Omit the pictures and return every entry exactly as written.

-- start Provided records --

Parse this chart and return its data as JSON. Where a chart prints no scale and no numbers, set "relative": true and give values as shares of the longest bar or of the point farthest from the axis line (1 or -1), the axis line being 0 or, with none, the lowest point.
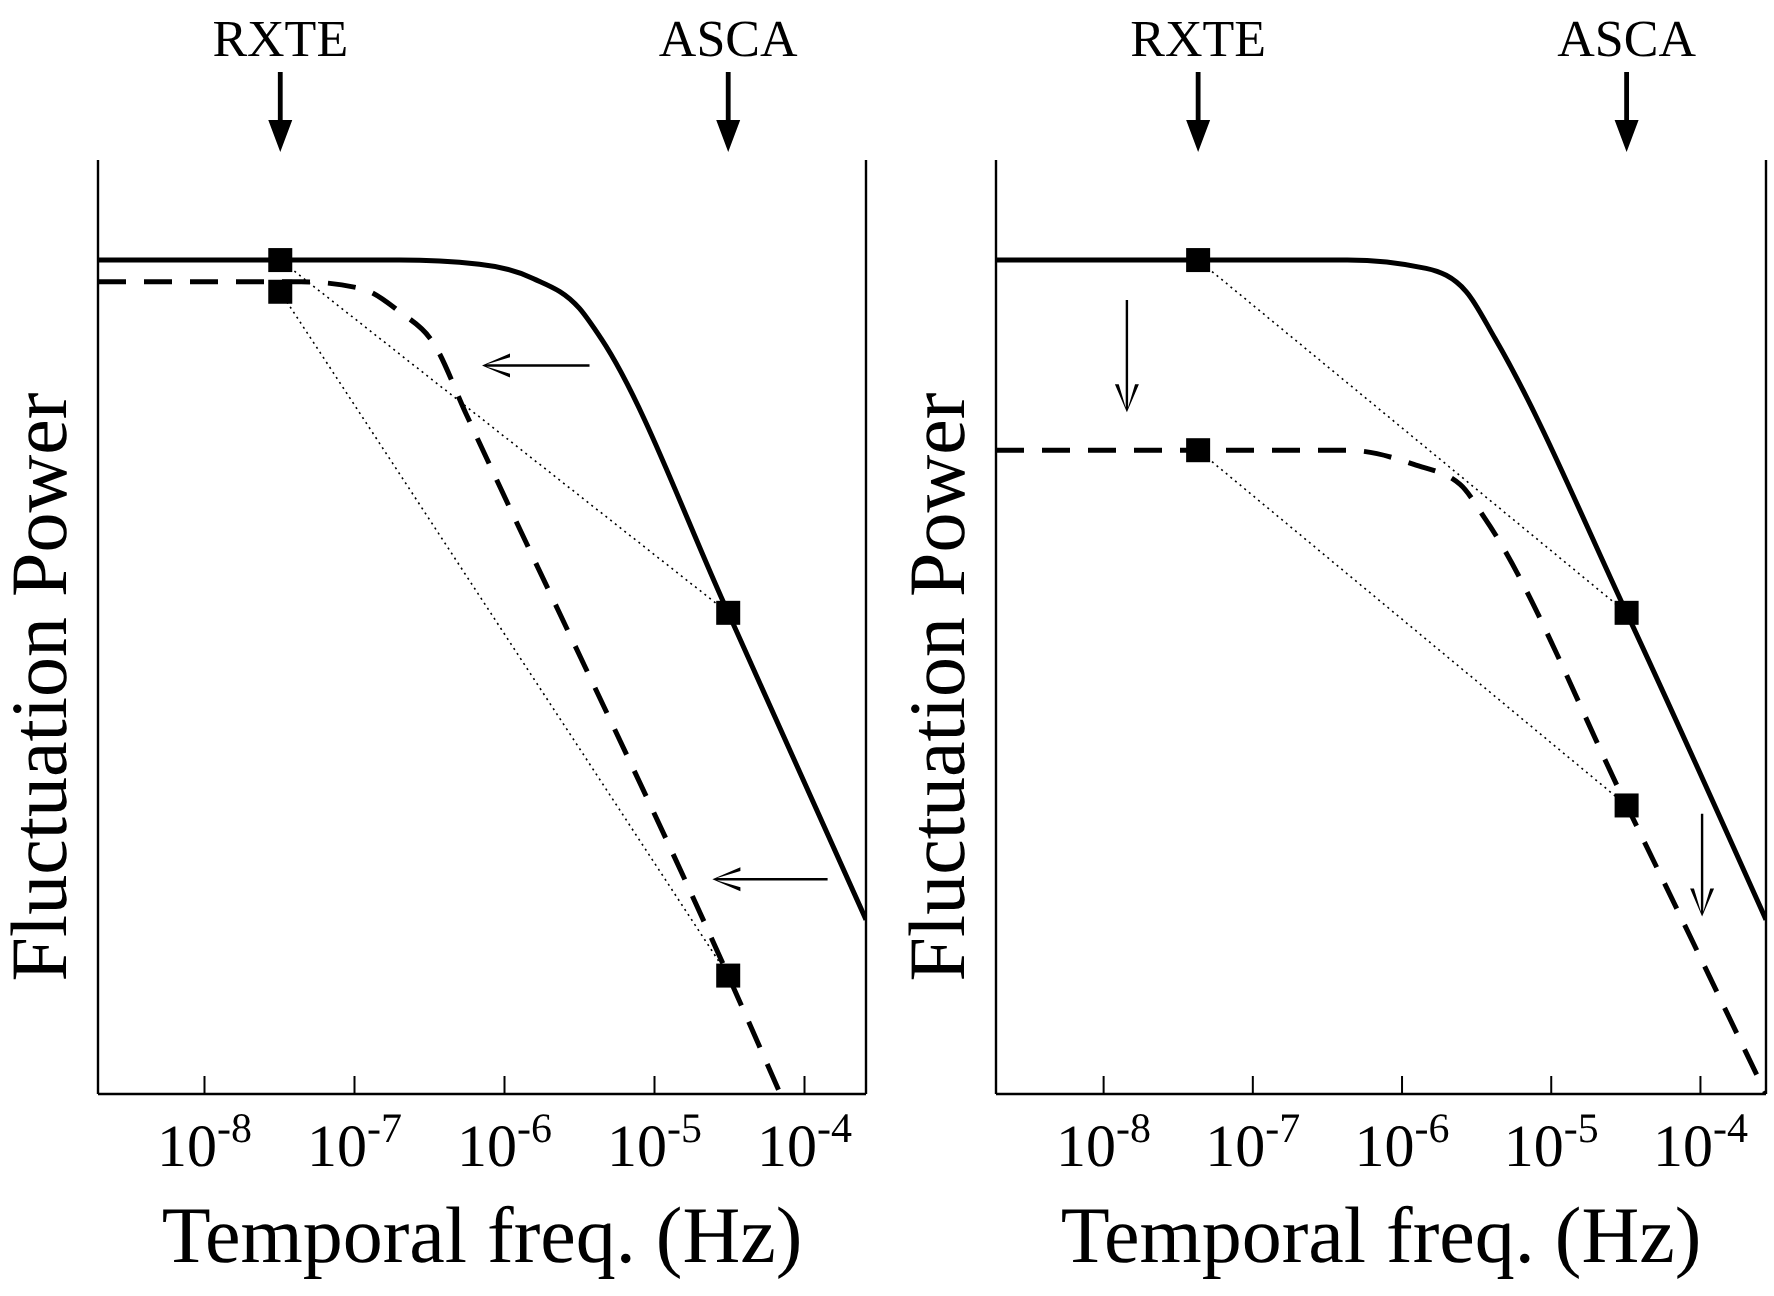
{
  "chart_data": [
    {
      "type": "line",
      "relative": true,
      "xlabel": "Temporal freq. (Hz)",
      "ylabel": "Fluctuation Power",
      "log": "x",
      "xlim": [
        1.95e-09,
        0.000257
      ],
      "xticks": [
        {
          "value": 1e-08,
          "label": "10$^{-8}$"
        },
        {
          "value": 1e-07,
          "label": "10$^{-7}$"
        },
        {
          "value": 1e-06,
          "label": "10$^{-6}$"
        },
        {
          "value": 1e-05,
          "label": "10$^{-5}$"
        },
        {
          "value": 0.0001,
          "label": "10$^{-4}$"
        }
      ],
      "annotations": [
        "RXTE",
        "ASCA"
      ],
      "series": [
        {
          "type": "line",
          "color": "#000000",
          "line_style": "solid",
          "marker": "none",
          "x": [
            1.95e-09,
            2e-07,
            6.8e-07,
            1.55e-06,
            3.16e-06,
            4.4e-06,
            3.1e-05,
            0.000257
          ],
          "values": [
            1.0,
            1.0,
            0.995,
            0.978,
            0.942,
            0.906,
            0.577,
            0.209
          ]
        },
        {
          "type": "line",
          "color": "#000000",
          "line_style": "dashed",
          "marker": "none",
          "x": [
            1.95e-09,
            4.4e-08,
            1.1e-07,
            2e-07,
            3.4e-07,
            5.5e-07,
            3.1e-05,
            6.9e-05
          ],
          "values": [
            0.974,
            0.974,
            0.966,
            0.938,
            0.899,
            0.817,
            0.142,
            0
          ]
        },
        {
          "type": "line",
          "color": "#000000",
          "line_style": "dotted",
          "marker": "square",
          "x": [
            3.2e-08,
            3.1e-05
          ],
          "values": [
            1.0,
            0.577
          ]
        },
        {
          "type": "line",
          "color": "#000000",
          "line_style": "dotted",
          "marker": "square",
          "x": [
            3.2e-08,
            3.1e-05
          ],
          "values": [
            0.962,
            0.142
          ]
        }
      ]
    },
    {
      "type": "line",
      "relative": true,
      "xlabel": "Temporal freq. (Hz)",
      "ylabel": "Fluctuation Power",
      "log": "x",
      "xlim": [
        1.9e-09,
        0.000275
      ],
      "xticks": [
        {
          "value": 1e-08,
          "label": "10$^{-8}$"
        },
        {
          "value": 1e-07,
          "label": "10$^{-7}$"
        },
        {
          "value": 1e-06,
          "label": "10$^{-6}$"
        },
        {
          "value": 1e-05,
          "label": "10$^{-5}$"
        },
        {
          "value": 0.0001,
          "label": "10$^{-4}$"
        }
      ],
      "annotations": [
        "RXTE",
        "ASCA"
      ],
      "series": [
        {
          "type": "line",
          "color": "#000000",
          "line_style": "solid",
          "marker": "none",
          "x": [
            1.9e-09,
            4.3e-07,
            1.45e-06,
            2.7e-06,
            4.2e-06,
            3.2e-05,
            0.000275
          ],
          "values": [
            1.0,
            1.0,
            0.99,
            0.962,
            0.906,
            0.577,
            0.209
          ]
        },
        {
          "type": "line",
          "color": "#000000",
          "line_style": "dashed",
          "marker": "none",
          "x": [
            1.9e-09,
            4.3e-07,
            1.2e-06,
            2.45e-06,
            3.6e-06,
            3.2e-05,
            0.000275
          ],
          "values": [
            0.772,
            0.772,
            0.755,
            0.731,
            0.69,
            0.346,
            0
          ]
        },
        {
          "type": "line",
          "color": "#000000",
          "line_style": "dotted",
          "marker": "square",
          "x": [
            4.3e-08,
            3.2e-05
          ],
          "values": [
            1.0,
            0.577
          ]
        },
        {
          "type": "line",
          "color": "#000000",
          "line_style": "dotted",
          "marker": "square",
          "x": [
            4.3e-08,
            3.2e-05
          ],
          "values": [
            0.772,
            0.346
          ]
        }
      ]
    }
  ]
}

-- end Provided records --

■ Result of the task:
Parse this chart and return its data as JSON. Where a chart prints no scale and no numbers, set "relative": true and give values as shares of the longest bar or of the point farthest from the axis line (1 or -1), the axis line being 0 or, with none, the lowest point.
{
  "chart_data": [
    {
      "type": "line",
      "relative": true,
      "xlabel": "Temporal freq. (Hz)",
      "ylabel": "Fluctuation Power",
      "log": "x",
      "xlim": [
        1.95e-09,
        0.000257
      ],
      "xticks": [
        {
          "value": 1e-08,
          "label": "10$^{-8}$"
        },
        {
          "value": 1e-07,
          "label": "10$^{-7}$"
        },
        {
          "value": 1e-06,
          "label": "10$^{-6}$"
        },
        {
          "value": 1e-05,
          "label": "10$^{-5}$"
        },
        {
          "value": 0.0001,
          "label": "10$^{-4}$"
        }
      ],
      "annotations": [
        "RXTE",
        "ASCA"
      ],
      "series": [
        {
          "type": "line",
          "color": "#000000",
          "line_style": "solid",
          "marker": "none",
          "x": [
            1.95e-09,
            2e-07,
            6.8e-07,
            1.55e-06,
            3.16e-06,
            4.4e-06,
            3.1e-05,
            0.000257
          ],
          "values": [
            1.0,
            1.0,
            0.995,
            0.978,
            0.942,
            0.906,
            0.577,
            0.209
          ]
        },
        {
          "type": "line",
          "color": "#000000",
          "line_style": "dashed",
          "marker": "none",
          "x": [
            1.95e-09,
            4.4e-08,
            1.1e-07,
            2e-07,
            3.4e-07,
            5.5e-07,
            3.1e-05,
            6.9e-05
          ],
          "values": [
            0.974,
            0.974,
            0.966,
            0.938,
            0.899,
            0.817,
            0.142,
            0
          ]
        },
        {
          "type": "line",
          "color": "#000000",
          "line_style": "dotted",
          "marker": "square",
          "x": [
            3.2e-08,
            3.1e-05
          ],
          "values": [
            1.0,
            0.577
          ]
        },
        {
          "type": "line",
          "color": "#000000",
          "line_style": "dotted",
          "marker": "square",
          "x": [
            3.2e-08,
            3.1e-05
          ],
          "values": [
            0.962,
            0.142
          ]
        }
      ]
    },
    {
      "type": "line",
      "relative": true,
      "xlabel": "Temporal freq. (Hz)",
      "ylabel": "Fluctuation Power",
      "log": "x",
      "xlim": [
        1.9e-09,
        0.000275
      ],
      "xticks": [
        {
          "value": 1e-08,
          "label": "10$^{-8}$"
        },
        {
          "value": 1e-07,
          "label": "10$^{-7}$"
        },
        {
          "value": 1e-06,
          "label": "10$^{-6}$"
        },
        {
          "value": 1e-05,
          "label": "10$^{-5}$"
        },
        {
          "value": 0.0001,
          "label": "10$^{-4}$"
        }
      ],
      "annotations": [
        "RXTE",
        "ASCA"
      ],
      "series": [
        {
          "type": "line",
          "color": "#000000",
          "line_style": "solid",
          "marker": "none",
          "x": [
            1.9e-09,
            4.3e-07,
            1.45e-06,
            2.7e-06,
            4.2e-06,
            3.2e-05,
            0.000275
          ],
          "values": [
            1.0,
            1.0,
            0.99,
            0.962,
            0.906,
            0.577,
            0.209
          ]
        },
        {
          "type": "line",
          "color": "#000000",
          "line_style": "dashed",
          "marker": "none",
          "x": [
            1.9e-09,
            4.3e-07,
            1.2e-06,
            2.45e-06,
            3.6e-06,
            3.2e-05,
            0.000275
          ],
          "values": [
            0.772,
            0.772,
            0.755,
            0.731,
            0.69,
            0.346,
            0
          ]
        },
        {
          "type": "line",
          "color": "#000000",
          "line_style": "dotted",
          "marker": "square",
          "x": [
            4.3e-08,
            3.2e-05
          ],
          "values": [
            1.0,
            0.577
          ]
        },
        {
          "type": "line",
          "color": "#000000",
          "line_style": "dotted",
          "marker": "square",
          "x": [
            4.3e-08,
            3.2e-05
          ],
          "values": [
            0.772,
            0.346
          ]
        }
      ]
    }
  ]
}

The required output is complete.